Goal of the exercise —
Reproduce the records below in full and exactly, without their images.

——————————

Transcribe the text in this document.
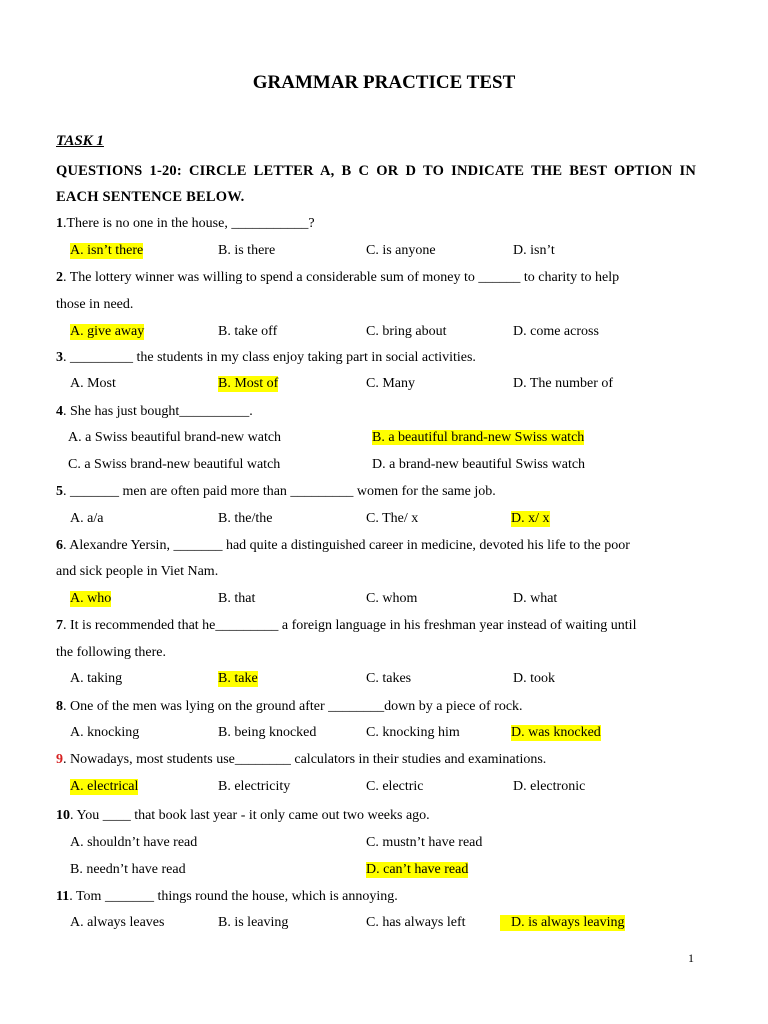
GRAMMAR PRACTICE TEST
TASK 1
QUESTIONS 1-20: CIRCLE LETTER A, B C OR D TO INDICATE THE BEST OPTION IN
EACH SENTENCE BELOW.
1.There is no one in the house, ___________?
A. isn’t there	B. is there	C. is anyone	D. isn’t
2. The lottery winner was willing to spend a considerable sum of money to ______ to charity to help
those in need.
A. give away	B. take off	C. bring about	D. come across
3. _________ the students in my class enjoy taking part in social activities.
A. Most	B. Most of	C. Many	D. The number of
4. She has just bought__________.
A. a Swiss beautiful brand-new watch	B. a beautiful brand-new Swiss watch
C. a Swiss brand-new beautiful watch	D. a brand-new beautiful Swiss watch
5. _______ men are often paid more than _________ women for the same job.
A. a/a	B. the/the	C. The/ x	D. x/ x
6. Alexandre Yersin, _______ had quite a distinguished career in medicine, devoted his life to the poor
and sick people in Viet Nam.
A. who	B. that	C. whom	D. what
7. It is recommended that he_________ a foreign language in his freshman year instead of waiting until
the following there.
A. taking	B. take	C. takes	D. took
8. One of the men was lying on the ground after ________down by a piece of rock.
A. knocking	B. being knocked	C. knocking him	D. was knocked
9. Nowadays, most students use________ calculators in their studies and examinations.
A. electrical	B. electricity	C. electric	D. electronic
10. You ____ that book last year - it only came out two weeks ago.
A. shouldn’t have read	C. mustn’t have read
B. needn’t have read	D. can’t have read
11. Tom _______ things round the house, which is annoying.
A. always leaves	B. is leaving	C. has always left	D. is always leaving
1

——————————

Answer for the task —
Transcribe the text in this document.
GRAMMAR PRACTICE TEST
TASK 1
QUESTIONS 1-20: CIRCLE LETTER A, B C OR D TO INDICATE THE BEST OPTION IN
EACH SENTENCE BELOW.
1.There is no one in the house, ___________?
A. isn’t there	B. is there	C. is anyone	D. isn’t
2. The lottery winner was willing to spend a considerable sum of money to ______ to charity to help
those in need.
A. give away	B. take off	C. bring about	D. come across
3. _________ the students in my class enjoy taking part in social activities.
A. Most	B. Most of	C. Many	D. The number of
4. She has just bought__________.
A. a Swiss beautiful brand-new watch	B. a beautiful brand-new Swiss watch
C. a Swiss brand-new beautiful watch	D. a brand-new beautiful Swiss watch
5. _______ men are often paid more than _________ women for the same job.
A. a/a	B. the/the	C. The/ x	D. x/ x
6. Alexandre Yersin, _______ had quite a distinguished career in medicine, devoted his life to the poor
and sick people in Viet Nam.
A. who	B. that	C. whom	D. what
7. It is recommended that he_________ a foreign language in his freshman year instead of waiting until
the following there.
A. taking	B. take	C. takes	D. took
8. One of the men was lying on the ground after ________down by a piece of rock.
A. knocking	B. being knocked	C. knocking him	D. was knocked
9. Nowadays, most students use________ calculators in their studies and examinations.
A. electrical	B. electricity	C. electric	D. electronic
10. You ____ that book last year - it only came out two weeks ago.
A. shouldn’t have read	C. mustn’t have read
B. needn’t have read	D. can’t have read
11. Tom _______ things round the house, which is annoying.
A. always leaves	B. is leaving	C. has always left	D. is always leaving
1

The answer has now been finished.